-- begin EXTRACTED INFORMATION --
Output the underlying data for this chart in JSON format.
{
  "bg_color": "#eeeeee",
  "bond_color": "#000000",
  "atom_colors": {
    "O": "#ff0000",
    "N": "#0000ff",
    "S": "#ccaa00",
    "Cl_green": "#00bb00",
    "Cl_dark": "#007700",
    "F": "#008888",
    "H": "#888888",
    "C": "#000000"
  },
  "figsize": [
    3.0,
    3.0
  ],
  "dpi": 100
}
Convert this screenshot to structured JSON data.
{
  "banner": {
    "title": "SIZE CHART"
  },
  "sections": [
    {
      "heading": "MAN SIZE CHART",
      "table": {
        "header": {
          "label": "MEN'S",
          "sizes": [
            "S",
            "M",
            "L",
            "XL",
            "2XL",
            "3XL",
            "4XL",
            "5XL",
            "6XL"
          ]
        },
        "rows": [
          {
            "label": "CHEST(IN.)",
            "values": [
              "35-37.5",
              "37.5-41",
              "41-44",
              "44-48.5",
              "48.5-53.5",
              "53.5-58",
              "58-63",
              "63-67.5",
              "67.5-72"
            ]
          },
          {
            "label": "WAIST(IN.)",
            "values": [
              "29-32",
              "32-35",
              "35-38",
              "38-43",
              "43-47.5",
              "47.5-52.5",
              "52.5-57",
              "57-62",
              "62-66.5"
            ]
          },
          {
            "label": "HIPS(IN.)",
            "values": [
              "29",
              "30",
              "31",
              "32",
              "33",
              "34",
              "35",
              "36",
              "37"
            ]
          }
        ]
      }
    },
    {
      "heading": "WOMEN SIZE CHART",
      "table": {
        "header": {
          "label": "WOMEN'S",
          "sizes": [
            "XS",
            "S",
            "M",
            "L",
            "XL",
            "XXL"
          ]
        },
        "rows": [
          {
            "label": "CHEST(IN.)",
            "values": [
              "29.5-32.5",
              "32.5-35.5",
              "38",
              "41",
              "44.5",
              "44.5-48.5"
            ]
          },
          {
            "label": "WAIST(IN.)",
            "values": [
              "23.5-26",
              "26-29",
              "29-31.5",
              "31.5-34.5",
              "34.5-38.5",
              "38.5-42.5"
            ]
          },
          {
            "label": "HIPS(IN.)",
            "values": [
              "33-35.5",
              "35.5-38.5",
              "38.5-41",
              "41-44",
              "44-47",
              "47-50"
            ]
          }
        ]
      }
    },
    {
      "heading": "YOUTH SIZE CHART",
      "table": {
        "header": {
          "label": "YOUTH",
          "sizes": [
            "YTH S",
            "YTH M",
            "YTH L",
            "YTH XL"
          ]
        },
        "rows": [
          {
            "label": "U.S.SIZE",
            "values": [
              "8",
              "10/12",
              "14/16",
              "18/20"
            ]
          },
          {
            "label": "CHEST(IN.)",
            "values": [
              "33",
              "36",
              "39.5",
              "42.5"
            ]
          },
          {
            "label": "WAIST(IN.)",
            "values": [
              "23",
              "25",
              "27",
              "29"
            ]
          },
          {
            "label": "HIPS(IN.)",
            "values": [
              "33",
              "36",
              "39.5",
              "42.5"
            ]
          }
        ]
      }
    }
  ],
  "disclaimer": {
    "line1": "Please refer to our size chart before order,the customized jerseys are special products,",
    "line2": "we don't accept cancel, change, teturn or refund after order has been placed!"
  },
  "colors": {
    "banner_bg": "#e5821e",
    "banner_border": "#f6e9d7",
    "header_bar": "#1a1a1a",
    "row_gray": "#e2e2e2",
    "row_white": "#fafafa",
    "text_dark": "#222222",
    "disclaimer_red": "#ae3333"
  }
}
-- end EXTRACTED INFORMATION --
▸ **TASK TO CARRY OUT**
For the entries above, state how many lines contain the word "YOUTH". Provide the number by itself.

▸ **FINISHED ANSWER**
2